Copy the listing below in full and skip every picture.
- - - - - - -
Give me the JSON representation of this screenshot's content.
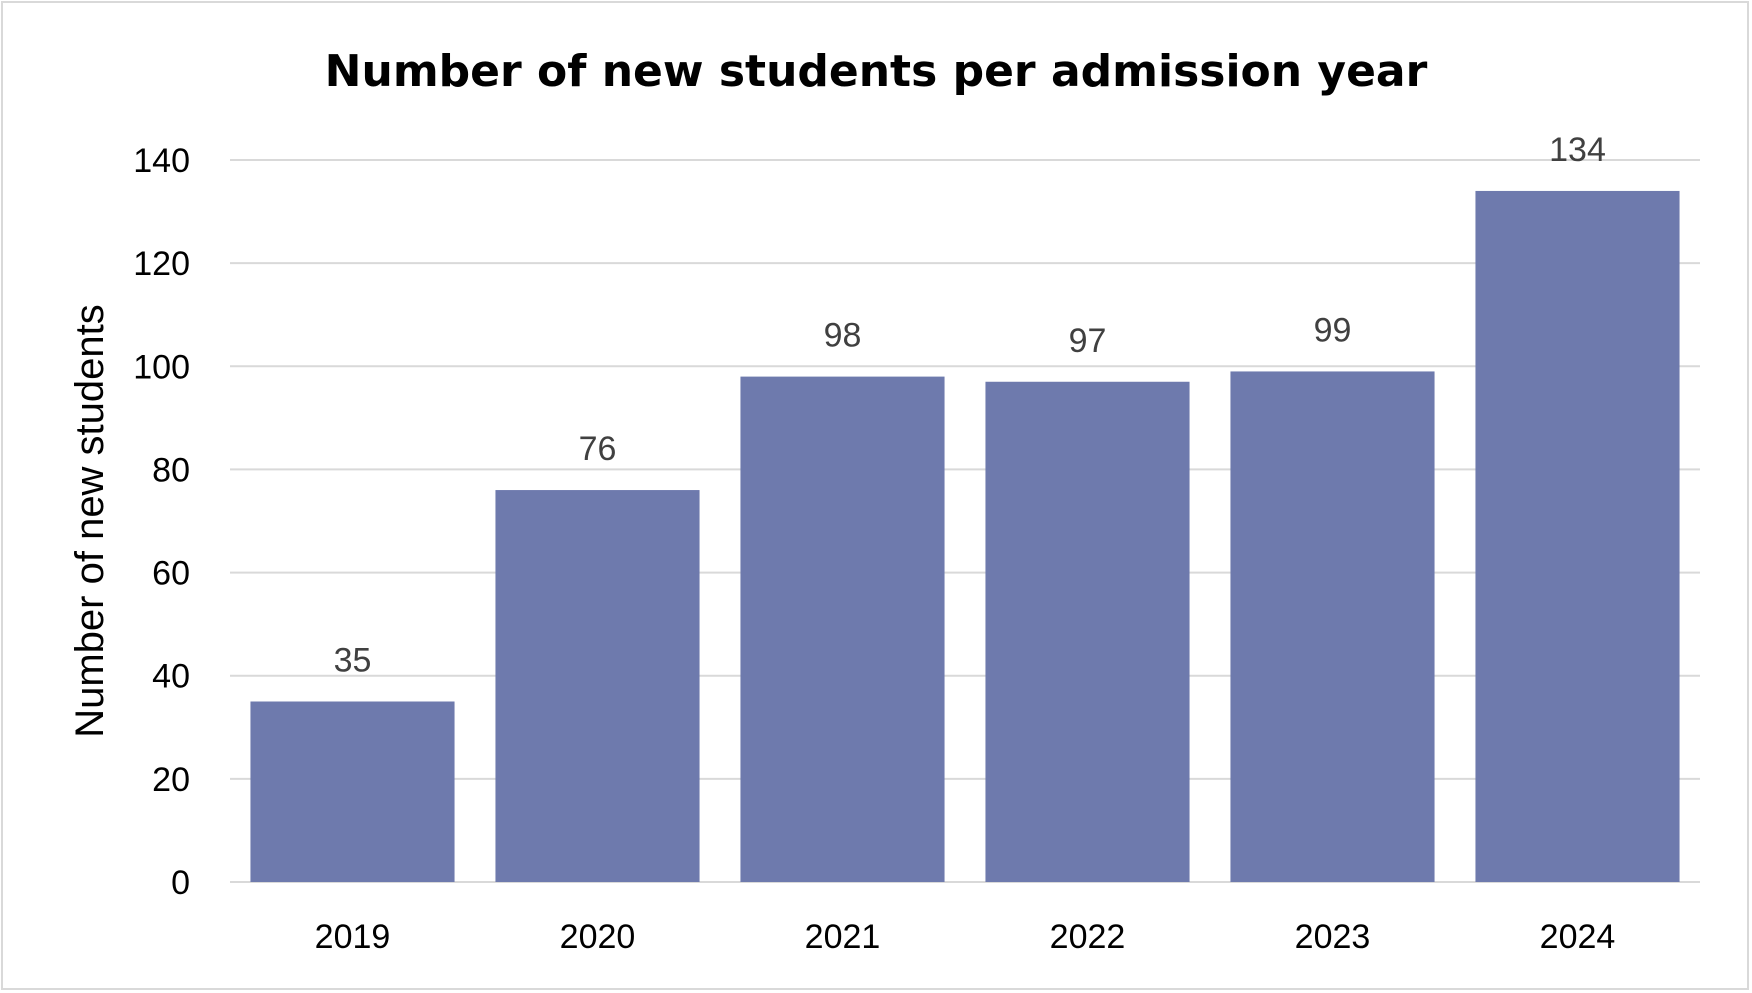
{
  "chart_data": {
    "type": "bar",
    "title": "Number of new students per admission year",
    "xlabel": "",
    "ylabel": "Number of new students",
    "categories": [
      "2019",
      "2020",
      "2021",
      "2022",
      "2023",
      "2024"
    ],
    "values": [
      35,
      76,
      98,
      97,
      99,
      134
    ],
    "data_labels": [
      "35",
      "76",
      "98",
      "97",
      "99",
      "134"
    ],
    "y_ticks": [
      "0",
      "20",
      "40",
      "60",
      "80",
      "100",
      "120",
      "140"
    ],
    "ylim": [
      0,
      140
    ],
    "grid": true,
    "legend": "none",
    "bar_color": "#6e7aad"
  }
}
- - - - - - -
**Response**
Give me the JSON representation of this screenshot's content.
{
  "chart_data": {
    "type": "bar",
    "title": "Number of new students per admission year",
    "xlabel": "",
    "ylabel": "Number of new students",
    "categories": [
      "2019",
      "2020",
      "2021",
      "2022",
      "2023",
      "2024"
    ],
    "values": [
      35,
      76,
      98,
      97,
      99,
      134
    ],
    "data_labels": [
      "35",
      "76",
      "98",
      "97",
      "99",
      "134"
    ],
    "y_ticks": [
      "0",
      "20",
      "40",
      "60",
      "80",
      "100",
      "120",
      "140"
    ],
    "ylim": [
      0,
      140
    ],
    "grid": true,
    "legend": "none",
    "bar_color": "#6e7aad"
  }
}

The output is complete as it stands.